= Excerpted text =
=== Section Start ===
Most base malt in use in the world today is well-modified. Modification is the term that describes the degree of breakdown during malting of the cell walls and protein-starch matrix of the endosperm. Moderately-modified malts benefit from a protein rest to break down any remnant large proteins into smaller proteins and amino acids as well as to further release the starches from the endosperm. Well-modified malts have already made use of these enzymes and do not benefit from more time spent in the protein rest regime. In fact, using a long (>30 minute) protein rest on well-modified malts tends to remove some of the body of a beer and reduce its foam stability, but this warning tends to be overstated, making a mountain out of a molehill.
Moderately-modified malts are becoming harder to find, but one example (Pilsen Malt) is available from Briess Malting, and others may be available from German or Czech maltsters. Moderately-modified malts work better with decoction mashing and brewers claim this method produces fuller, maltier flavors than infusion mashing with well-modified malt.The active temperature and pH ranges for the protease and peptidase enzymes overlap. Both types of enzymes are active enough between 113 and 152°F (35-65°C) that talking about an optimum range for each is not relevant. At one time it was thought that protein rests at higher temperatures favored proteases, and lower temperatures favored peptidases, but more recent studies have shown that is not true. You cannot favor one enzyme over another by controlling the mash temperature.
There are a several kinds within each group, and different kinds are active across a wide range of temperature and pH (2-8.5). The total activity of the proteolytic enzymes is highest at lower pH (3.8-4.5), but the difference is only about 15% more than the activity at a typical mash pH of 5.81.
=== Section End ===
= Data shown =
=== Section Start ===
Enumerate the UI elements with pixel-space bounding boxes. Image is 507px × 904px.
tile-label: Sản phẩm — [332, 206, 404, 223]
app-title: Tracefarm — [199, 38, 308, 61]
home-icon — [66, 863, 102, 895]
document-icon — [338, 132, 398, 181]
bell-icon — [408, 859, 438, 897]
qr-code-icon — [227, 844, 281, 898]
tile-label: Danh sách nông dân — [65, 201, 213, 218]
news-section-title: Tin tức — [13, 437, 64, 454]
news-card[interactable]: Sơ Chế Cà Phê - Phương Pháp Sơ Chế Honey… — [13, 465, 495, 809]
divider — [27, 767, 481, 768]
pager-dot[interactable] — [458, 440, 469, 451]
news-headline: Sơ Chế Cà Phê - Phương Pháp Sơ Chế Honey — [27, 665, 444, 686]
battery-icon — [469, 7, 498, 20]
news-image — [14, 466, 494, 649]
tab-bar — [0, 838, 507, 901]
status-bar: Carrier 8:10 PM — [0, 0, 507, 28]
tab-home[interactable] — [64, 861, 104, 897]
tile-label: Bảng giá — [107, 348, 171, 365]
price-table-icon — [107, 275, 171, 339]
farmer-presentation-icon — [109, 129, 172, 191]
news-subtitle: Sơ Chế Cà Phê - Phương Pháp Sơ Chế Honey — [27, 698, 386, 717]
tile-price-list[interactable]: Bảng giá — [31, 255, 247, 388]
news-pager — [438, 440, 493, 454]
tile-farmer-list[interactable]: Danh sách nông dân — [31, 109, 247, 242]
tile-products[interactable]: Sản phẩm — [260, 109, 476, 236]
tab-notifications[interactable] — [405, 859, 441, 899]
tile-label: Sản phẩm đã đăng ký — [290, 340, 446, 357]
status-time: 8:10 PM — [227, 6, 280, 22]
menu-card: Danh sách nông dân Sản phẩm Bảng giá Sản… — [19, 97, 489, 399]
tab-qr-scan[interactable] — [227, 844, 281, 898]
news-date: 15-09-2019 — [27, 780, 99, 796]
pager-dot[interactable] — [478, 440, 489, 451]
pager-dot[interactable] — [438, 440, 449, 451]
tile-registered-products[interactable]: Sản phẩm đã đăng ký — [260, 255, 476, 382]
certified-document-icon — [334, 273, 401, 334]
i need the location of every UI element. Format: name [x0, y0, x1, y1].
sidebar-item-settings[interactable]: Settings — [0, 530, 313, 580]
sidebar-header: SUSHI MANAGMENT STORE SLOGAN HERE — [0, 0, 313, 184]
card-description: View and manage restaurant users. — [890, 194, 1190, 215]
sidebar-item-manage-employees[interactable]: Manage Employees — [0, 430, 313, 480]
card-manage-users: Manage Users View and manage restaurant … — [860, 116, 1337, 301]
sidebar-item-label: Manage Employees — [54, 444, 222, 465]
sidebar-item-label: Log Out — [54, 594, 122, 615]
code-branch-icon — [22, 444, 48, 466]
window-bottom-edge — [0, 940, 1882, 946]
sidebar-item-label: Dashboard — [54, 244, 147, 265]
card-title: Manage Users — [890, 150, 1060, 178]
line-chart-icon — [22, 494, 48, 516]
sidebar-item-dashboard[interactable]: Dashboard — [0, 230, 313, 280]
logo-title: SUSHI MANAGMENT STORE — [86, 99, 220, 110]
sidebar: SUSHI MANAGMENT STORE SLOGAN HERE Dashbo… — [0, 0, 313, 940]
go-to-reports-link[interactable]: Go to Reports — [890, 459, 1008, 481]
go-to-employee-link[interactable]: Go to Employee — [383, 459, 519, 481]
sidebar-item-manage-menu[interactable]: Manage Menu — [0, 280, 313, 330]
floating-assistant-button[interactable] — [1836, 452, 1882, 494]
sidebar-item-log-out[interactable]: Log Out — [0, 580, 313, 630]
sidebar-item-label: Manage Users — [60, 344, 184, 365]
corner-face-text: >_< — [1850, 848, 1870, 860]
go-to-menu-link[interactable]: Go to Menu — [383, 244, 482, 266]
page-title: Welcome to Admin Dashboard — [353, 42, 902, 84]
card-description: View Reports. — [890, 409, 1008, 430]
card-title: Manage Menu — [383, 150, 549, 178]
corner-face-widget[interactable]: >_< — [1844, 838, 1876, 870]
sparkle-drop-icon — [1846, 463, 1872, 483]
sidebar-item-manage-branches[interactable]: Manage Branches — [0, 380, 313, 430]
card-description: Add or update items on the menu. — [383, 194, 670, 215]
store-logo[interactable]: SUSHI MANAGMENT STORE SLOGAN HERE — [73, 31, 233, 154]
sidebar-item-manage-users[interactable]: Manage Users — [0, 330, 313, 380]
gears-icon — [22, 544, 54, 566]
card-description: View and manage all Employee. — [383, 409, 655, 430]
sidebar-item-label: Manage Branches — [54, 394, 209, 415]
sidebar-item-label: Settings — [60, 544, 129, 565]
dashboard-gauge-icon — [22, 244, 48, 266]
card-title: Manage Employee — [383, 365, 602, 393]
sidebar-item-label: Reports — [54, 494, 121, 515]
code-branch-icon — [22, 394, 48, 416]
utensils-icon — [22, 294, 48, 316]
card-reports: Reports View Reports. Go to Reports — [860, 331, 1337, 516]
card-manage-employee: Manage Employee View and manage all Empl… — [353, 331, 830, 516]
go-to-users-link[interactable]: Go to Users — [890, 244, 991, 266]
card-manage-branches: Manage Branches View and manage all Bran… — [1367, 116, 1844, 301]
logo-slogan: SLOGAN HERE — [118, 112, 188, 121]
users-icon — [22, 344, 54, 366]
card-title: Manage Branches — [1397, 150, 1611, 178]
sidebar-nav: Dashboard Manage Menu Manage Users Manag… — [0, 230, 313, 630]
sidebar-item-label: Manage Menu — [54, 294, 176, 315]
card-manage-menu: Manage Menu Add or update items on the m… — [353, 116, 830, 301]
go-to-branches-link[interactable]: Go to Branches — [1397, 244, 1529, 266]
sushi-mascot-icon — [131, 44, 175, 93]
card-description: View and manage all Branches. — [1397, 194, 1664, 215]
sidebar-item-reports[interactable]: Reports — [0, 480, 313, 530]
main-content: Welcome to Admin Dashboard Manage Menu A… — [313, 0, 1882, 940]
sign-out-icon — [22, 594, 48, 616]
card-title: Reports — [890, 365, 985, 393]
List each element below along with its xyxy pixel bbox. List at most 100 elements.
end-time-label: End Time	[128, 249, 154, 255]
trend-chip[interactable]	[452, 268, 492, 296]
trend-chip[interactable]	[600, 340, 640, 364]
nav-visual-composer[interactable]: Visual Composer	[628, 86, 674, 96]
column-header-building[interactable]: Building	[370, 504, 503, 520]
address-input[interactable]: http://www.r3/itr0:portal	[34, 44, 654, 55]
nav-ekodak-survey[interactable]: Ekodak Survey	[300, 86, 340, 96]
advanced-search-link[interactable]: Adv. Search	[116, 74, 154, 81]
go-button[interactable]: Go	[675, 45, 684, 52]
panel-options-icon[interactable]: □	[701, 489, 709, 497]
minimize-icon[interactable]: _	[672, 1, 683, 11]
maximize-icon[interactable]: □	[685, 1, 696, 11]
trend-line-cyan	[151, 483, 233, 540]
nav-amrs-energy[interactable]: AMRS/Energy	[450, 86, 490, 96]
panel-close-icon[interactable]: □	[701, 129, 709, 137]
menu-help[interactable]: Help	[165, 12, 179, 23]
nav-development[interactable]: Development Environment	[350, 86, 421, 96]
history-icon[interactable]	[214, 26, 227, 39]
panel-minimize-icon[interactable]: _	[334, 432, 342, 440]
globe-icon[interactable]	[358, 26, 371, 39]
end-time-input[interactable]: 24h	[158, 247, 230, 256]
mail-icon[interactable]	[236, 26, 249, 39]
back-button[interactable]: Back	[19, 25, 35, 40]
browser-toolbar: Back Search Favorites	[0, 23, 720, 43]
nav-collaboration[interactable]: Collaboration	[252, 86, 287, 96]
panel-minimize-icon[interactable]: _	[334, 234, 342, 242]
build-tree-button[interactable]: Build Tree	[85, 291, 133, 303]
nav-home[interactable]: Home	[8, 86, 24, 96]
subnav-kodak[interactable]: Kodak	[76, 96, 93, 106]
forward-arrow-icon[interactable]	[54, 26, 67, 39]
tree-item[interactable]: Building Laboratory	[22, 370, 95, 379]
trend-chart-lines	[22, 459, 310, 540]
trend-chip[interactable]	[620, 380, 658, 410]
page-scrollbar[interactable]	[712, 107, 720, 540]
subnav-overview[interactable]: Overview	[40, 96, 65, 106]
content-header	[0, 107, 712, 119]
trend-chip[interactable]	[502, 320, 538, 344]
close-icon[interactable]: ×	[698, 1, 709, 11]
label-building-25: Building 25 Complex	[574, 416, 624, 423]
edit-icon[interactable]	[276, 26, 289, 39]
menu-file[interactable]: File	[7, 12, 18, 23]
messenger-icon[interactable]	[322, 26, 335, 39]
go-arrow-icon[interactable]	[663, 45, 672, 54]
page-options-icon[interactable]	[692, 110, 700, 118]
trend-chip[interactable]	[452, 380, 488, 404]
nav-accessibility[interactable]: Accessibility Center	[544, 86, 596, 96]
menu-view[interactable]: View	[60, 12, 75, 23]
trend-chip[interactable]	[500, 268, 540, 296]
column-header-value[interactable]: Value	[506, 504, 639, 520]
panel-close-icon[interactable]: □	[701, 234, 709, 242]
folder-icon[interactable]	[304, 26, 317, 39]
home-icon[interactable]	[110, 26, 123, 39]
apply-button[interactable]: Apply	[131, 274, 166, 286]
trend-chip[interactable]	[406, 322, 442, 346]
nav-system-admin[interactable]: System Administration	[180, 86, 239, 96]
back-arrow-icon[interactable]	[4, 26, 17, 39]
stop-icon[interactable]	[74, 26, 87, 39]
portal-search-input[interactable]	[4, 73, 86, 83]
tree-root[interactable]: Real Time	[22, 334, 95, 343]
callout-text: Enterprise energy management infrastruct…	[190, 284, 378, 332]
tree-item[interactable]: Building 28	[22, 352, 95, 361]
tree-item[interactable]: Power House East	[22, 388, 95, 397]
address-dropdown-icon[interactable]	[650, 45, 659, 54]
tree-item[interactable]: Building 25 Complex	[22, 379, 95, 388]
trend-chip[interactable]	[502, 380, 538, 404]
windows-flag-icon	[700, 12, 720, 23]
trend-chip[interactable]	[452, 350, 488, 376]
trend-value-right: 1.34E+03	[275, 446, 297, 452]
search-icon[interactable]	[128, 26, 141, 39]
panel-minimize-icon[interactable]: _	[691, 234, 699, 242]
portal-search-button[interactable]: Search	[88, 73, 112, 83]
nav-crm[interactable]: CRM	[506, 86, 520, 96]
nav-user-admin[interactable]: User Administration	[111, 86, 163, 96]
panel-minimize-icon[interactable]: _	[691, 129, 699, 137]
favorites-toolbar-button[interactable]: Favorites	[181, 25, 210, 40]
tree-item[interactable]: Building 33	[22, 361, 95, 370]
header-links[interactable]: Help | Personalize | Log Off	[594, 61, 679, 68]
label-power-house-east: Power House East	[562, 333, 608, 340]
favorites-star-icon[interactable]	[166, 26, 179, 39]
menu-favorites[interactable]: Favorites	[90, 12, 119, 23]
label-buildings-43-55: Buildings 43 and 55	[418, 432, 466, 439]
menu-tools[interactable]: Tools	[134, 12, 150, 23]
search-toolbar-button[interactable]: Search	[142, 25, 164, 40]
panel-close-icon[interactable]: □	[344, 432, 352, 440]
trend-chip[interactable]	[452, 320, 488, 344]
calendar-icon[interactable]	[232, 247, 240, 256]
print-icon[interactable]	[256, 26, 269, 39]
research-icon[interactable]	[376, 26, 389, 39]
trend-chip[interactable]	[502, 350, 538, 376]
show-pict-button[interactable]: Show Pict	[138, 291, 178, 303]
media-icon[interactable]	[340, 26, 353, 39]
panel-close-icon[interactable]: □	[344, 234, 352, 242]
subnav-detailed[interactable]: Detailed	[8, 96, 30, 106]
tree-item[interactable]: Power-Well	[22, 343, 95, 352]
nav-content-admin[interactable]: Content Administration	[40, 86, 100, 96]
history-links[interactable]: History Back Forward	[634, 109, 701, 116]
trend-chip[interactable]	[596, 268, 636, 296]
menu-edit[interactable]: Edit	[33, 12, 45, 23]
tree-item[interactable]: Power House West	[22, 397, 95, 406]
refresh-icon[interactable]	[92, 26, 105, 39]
=== Section End ===
= Required actions =
1) From the text on malt modification and protein rests, copy the part that opens with the words containing "Moderately-modified malts are" and closes with "the mash temperature.", keeping every word and mark unchanged.
2) Translate this sentence from the text on malt modification and protein rests into Spanish: "You cannot favor one enzyme over another by controlling the mash temperature."
3) Write the next part of the text on malt modification and protein rests, picking up after its last sentence.

= Responses to the tasks =
1)
Moderately-modified malts are becoming harder to find, but one example (Pilsen Malt) is available from Briess Malting, and others may be available from German or Czech maltsters. Moderately-modified malts work better with decoction mashing and brewers claim this method produces fuller, maltier flavors than infusion mashing with well-modified malt.The active temperature and pH ranges for the protease and peptidase enzymes overlap. Both types of enzymes are active enough between 113 and 152°F (35-65°C) that talking about an optimum range for each is not relevant. At one time it was thought that protein rests at higher temperatures favored proteases, and lower temperatures favored peptidases, but more recent studies have shown that is not true. You cannot favor one enzyme over another by controlling the mash temperature.

2) No se puede favorecer una enzima sobre otra controlando la temperatura de la maceración.

3)
Historically, the optimum pH and temperature ranges for proteolytic activity were thought to be lower, between 4-5 pH, and less than 140°F (60°C), but recent work by Jones et al2 has shown that the isolation and measurement techniques of the time had influenced the results, and the activity ranges in an actual mash are wider. The recommended temperature and time for a protein rest is 120-131°F (45-55°C) for 15-30 minutes, but the enzymes will still be active for some time at single rest mash temperatures of 140-155°F (60-67°C).
The main purpose of a protein rest is to provide FAN to the wort. Less-modified and moderately-modified malts have less soluble protein than well-modified malts and unmalted starches contain only a small amount. Thus, worts made from a large proportion of unmalted grains like barley, or particularly corn (maize) and rice, can be deficient in FAN, due to lack of soluble protein for peptidase to act on. Generally speaking, the raw barley contains about 30% of the total soluble protein, about 50% of the total is solubilized during malting, and 20% (or less) is solubilized during the mash. Also, only about 3% of the total soluble protein will be converted to FAN by the end of malting and mashing.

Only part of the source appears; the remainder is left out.